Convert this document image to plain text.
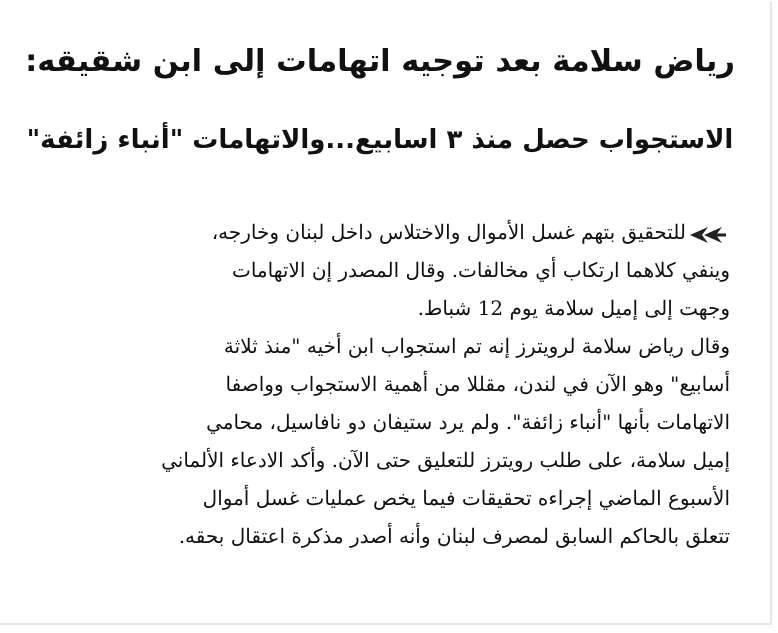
رياض سلامة بعد توجيه اتهامات إلى ابن شقيقه:
الاستجواب حصل منذ ٣ اسابيع...والاتهامات "أنباء زائفة"
للتحقيق بتهم غسل الأموال والاختلاس داخل لبنان وخارجه،
وينفي كلاهما ارتكاب أي مخالفات. وقال المصدر إن الاتهامات
وجهت إلى إميل سلامة يوم 12 شباط.
وقال رياض سلامة لرويترز إنه تم استجواب ابن أخيه "منذ ثلاثة
أسابيع" وهو الآن في لندن، مقللا من أهمية الاستجواب وواصفا
الاتهامات بأنها "أنباء زائفة". ولم يرد ستيفان دو نافاسيل، محامي
إميل سلامة، على طلب رويترز للتعليق حتى الآن. وأكد الادعاء الألماني
الأسبوع الماضي إجراءه تحقيقات فيما يخص عمليات غسل أموال
تتعلق بالحاكم السابق لمصرف لبنان وأنه أصدر مذكرة اعتقال بحقه.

Task objective » Restate the records above in full, word for word. Keep pictures out.

Task solution »
Convert this document image to plain text.
رياض سلامة بعد توجيه اتهامات إلى ابن شقيقه:
الاستجواب حصل منذ ٣ اسابيع...والاتهامات "أنباء زائفة"
للتحقيق بتهم غسل الأموال والاختلاس داخل لبنان وخارجه،
وينفي كلاهما ارتكاب أي مخالفات. وقال المصدر إن الاتهامات
وجهت إلى إميل سلامة يوم 12 شباط.
وقال رياض سلامة لرويترز إنه تم استجواب ابن أخيه "منذ ثلاثة
أسابيع" وهو الآن في لندن، مقللا من أهمية الاستجواب وواصفا
الاتهامات بأنها "أنباء زائفة". ولم يرد ستيفان دو نافاسيل، محامي
إميل سلامة، على طلب رويترز للتعليق حتى الآن. وأكد الادعاء الألماني
الأسبوع الماضي إجراءه تحقيقات فيما يخص عمليات غسل أموال
تتعلق بالحاكم السابق لمصرف لبنان وأنه أصدر مذكرة اعتقال بحقه.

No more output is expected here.